> Short problem:
Gather every line from the entries below that includes "قوات".

Data entries
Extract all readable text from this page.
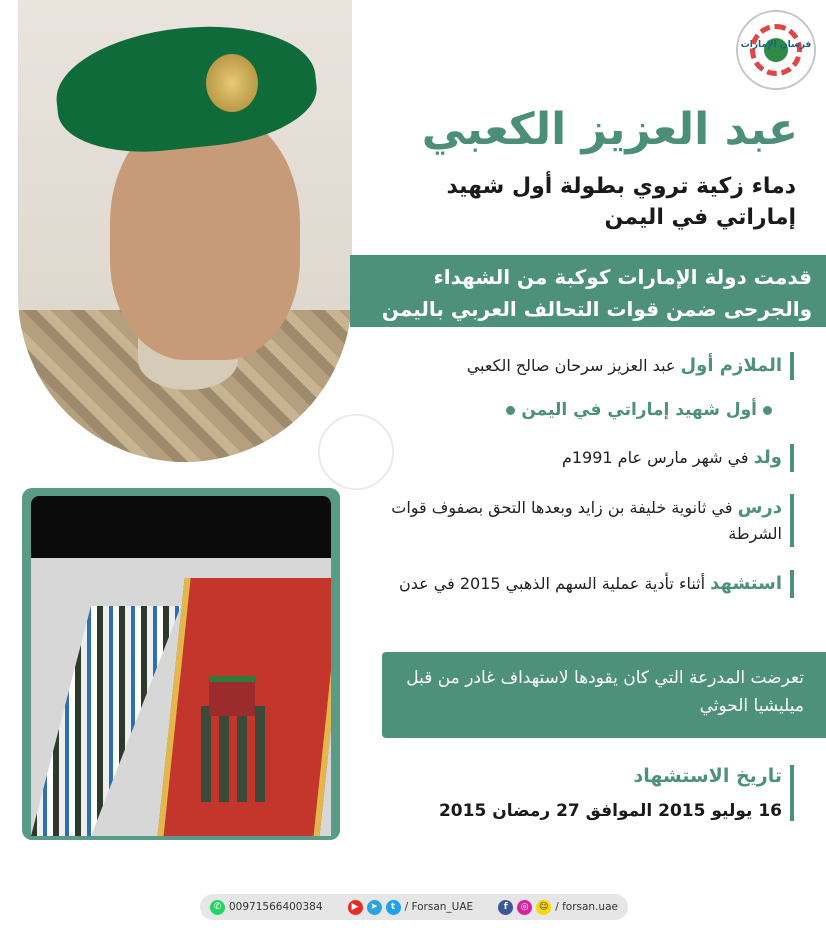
فرسان الإمارات
عبد العزيز الكعبي
دماء زكية تروي بطولة أول شهيد إماراتي في اليمن
قدمت دولة الإمارات كوكبة من الشهداء والجرحى ضمن قوات التحالف العربي باليمن
الملازم أول عبد العزيز سرحان صالح الكعبي
أول شهيد إماراتي في اليمن
ولد في شهر مارس عام 1991م
درس في ثانوية خليفة بن زايد وبعدها التحق بصفوف قوات الشرطة
استشهد أثناء تأدية عملية السهم الذهبي 2015 في عدن
تعرضت المدرعة التي كان يقودها لاستهداف غادر من قبل ميليشيا الحوثي
تاريخ الاستشهاد
16 يوليو 2015 الموافق 27 رمضان 2015
✆ 00971566400384	▶	➤	t / Forsan_UAE	f	◎	☺ / forsan.uae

> Expected answer:
قدمت دولة الإمارات كوكبة من الشهداء والجرحى ضمن قوات التحالف العربي باليمن
درس في ثانوية خليفة بن زايد وبعدها التحق بصفوف قوات الشرطة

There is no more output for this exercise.